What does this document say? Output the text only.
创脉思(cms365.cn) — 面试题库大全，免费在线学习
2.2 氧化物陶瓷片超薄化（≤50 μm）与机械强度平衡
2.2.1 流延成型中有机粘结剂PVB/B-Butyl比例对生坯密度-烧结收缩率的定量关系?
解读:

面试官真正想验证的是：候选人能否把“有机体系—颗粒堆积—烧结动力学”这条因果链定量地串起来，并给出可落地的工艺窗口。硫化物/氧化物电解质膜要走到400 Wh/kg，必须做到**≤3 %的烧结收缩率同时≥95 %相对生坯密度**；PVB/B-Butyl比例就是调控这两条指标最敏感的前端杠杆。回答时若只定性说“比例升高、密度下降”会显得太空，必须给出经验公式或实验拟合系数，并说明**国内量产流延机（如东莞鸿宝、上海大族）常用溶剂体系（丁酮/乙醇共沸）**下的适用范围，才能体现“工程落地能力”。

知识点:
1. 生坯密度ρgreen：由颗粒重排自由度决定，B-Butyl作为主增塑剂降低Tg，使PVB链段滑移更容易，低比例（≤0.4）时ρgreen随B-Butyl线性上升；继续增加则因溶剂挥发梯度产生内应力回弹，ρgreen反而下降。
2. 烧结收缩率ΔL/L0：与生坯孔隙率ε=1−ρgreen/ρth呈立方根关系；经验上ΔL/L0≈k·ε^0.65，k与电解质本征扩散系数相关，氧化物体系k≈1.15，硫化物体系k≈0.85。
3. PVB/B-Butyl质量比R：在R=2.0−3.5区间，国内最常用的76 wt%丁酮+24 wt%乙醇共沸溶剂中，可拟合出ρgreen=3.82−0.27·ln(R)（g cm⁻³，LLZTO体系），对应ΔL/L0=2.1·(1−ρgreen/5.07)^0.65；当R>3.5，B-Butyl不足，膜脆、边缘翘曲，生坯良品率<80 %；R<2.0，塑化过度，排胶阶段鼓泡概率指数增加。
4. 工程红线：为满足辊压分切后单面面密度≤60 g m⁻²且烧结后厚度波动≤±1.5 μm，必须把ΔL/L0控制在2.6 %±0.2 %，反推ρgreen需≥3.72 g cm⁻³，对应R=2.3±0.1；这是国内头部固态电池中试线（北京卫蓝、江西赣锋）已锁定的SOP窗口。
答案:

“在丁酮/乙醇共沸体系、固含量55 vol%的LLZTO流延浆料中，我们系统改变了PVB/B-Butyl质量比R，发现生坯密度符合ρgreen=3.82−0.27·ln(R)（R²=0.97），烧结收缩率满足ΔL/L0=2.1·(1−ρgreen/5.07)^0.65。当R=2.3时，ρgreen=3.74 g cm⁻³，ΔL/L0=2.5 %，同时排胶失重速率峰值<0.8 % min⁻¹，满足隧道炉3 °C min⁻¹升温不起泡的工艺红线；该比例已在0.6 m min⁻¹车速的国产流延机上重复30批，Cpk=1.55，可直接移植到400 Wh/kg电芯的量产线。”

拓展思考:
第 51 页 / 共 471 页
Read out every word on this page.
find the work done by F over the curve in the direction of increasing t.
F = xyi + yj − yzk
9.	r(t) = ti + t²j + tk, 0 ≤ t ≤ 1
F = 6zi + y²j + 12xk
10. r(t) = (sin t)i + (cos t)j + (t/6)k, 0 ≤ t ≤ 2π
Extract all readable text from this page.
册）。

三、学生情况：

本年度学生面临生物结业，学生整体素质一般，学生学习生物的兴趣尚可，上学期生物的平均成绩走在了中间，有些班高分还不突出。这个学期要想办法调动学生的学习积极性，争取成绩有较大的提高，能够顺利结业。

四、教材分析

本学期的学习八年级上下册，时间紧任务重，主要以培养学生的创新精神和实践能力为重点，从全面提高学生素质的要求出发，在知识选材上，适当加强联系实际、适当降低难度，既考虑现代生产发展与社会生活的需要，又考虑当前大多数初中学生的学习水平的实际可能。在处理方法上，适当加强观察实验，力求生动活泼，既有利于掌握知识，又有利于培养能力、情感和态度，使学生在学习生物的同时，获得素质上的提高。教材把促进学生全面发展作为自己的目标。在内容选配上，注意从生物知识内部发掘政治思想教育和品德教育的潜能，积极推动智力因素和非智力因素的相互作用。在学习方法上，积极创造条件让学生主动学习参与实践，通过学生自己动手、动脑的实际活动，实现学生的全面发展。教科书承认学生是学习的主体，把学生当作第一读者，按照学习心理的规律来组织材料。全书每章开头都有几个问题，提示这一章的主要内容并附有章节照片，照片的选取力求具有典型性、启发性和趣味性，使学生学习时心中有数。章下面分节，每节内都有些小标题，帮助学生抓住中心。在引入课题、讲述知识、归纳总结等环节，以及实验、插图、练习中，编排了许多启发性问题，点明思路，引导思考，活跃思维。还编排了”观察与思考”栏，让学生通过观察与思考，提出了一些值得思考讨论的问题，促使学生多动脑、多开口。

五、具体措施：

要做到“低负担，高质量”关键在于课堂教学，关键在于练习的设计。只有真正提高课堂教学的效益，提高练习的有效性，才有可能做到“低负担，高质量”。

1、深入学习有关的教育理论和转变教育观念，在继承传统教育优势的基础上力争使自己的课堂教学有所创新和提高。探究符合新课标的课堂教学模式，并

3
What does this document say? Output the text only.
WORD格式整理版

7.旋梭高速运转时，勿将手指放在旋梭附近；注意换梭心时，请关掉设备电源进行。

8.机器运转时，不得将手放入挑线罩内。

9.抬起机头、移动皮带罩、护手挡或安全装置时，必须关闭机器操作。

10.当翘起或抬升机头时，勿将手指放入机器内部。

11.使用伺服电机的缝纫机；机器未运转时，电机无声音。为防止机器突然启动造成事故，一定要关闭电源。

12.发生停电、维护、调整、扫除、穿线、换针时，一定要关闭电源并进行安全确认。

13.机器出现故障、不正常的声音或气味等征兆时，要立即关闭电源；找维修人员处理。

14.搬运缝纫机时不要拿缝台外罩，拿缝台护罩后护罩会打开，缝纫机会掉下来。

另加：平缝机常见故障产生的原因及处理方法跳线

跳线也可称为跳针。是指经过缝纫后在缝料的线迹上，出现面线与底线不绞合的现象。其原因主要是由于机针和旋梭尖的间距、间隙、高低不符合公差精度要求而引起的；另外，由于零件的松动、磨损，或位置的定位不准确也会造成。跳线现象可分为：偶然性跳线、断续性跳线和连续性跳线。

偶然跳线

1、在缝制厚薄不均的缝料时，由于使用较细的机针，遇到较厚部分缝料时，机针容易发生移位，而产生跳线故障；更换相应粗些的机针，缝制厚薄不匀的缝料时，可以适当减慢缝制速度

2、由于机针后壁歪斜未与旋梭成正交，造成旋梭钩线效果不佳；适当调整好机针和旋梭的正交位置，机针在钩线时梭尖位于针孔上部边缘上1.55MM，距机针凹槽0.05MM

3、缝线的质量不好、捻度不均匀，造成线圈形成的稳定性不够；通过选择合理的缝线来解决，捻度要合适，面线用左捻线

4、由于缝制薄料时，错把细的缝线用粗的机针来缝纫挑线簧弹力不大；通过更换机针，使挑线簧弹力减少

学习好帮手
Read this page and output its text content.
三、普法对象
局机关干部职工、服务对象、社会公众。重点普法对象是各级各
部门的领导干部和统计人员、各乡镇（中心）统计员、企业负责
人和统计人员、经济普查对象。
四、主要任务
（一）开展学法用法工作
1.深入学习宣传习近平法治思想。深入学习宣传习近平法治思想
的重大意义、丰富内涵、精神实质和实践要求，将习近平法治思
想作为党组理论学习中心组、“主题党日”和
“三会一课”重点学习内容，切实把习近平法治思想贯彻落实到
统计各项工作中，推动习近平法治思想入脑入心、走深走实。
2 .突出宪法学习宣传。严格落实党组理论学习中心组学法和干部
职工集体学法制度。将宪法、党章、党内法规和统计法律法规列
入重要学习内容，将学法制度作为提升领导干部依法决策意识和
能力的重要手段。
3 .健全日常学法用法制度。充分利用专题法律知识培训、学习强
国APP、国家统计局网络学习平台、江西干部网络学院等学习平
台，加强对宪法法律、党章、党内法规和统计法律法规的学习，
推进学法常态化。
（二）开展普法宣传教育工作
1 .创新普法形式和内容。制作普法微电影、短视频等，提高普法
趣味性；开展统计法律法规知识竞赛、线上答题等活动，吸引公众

- PROBLEM DESCRIPTION -
Reproduce the lines word for word, starting at the one holding "Read this page and output its text content." and ending at the final line of the material above.

- EXERCISE SOLUTION -
Read this page and output its text content.
三、普法对象
局机关干部职工、服务对象、社会公众。重点普法对象是各级各
部门的领导干部和统计人员、各乡镇（中心）统计员、企业负责
人和统计人员、经济普查对象。
四、主要任务
（一）开展学法用法工作
1.深入学习宣传习近平法治思想。深入学习宣传习近平法治思想
的重大意义、丰富内涵、精神实质和实践要求，将习近平法治思
想作为党组理论学习中心组、“主题党日”和
“三会一课”重点学习内容，切实把习近平法治思想贯彻落实到
统计各项工作中，推动习近平法治思想入脑入心、走深走实。
2 .突出宪法学习宣传。严格落实党组理论学习中心组学法和干部
职工集体学法制度。将宪法、党章、党内法规和统计法律法规列
入重要学习内容，将学法制度作为提升领导干部依法决策意识和
能力的重要手段。
3 .健全日常学法用法制度。充分利用专题法律知识培训、学习强
国APP、国家统计局网络学习平台、江西干部网络学院等学习平
台，加强对宪法法律、党章、党内法规和统计法律法规的学习，
推进学法常态化。
（二）开展普法宣传教育工作
1 .创新普法形式和内容。制作普法微电影、短视频等，提高普法
趣味性；开展统计法律法规知识竞赛、线上答题等活动，吸引公众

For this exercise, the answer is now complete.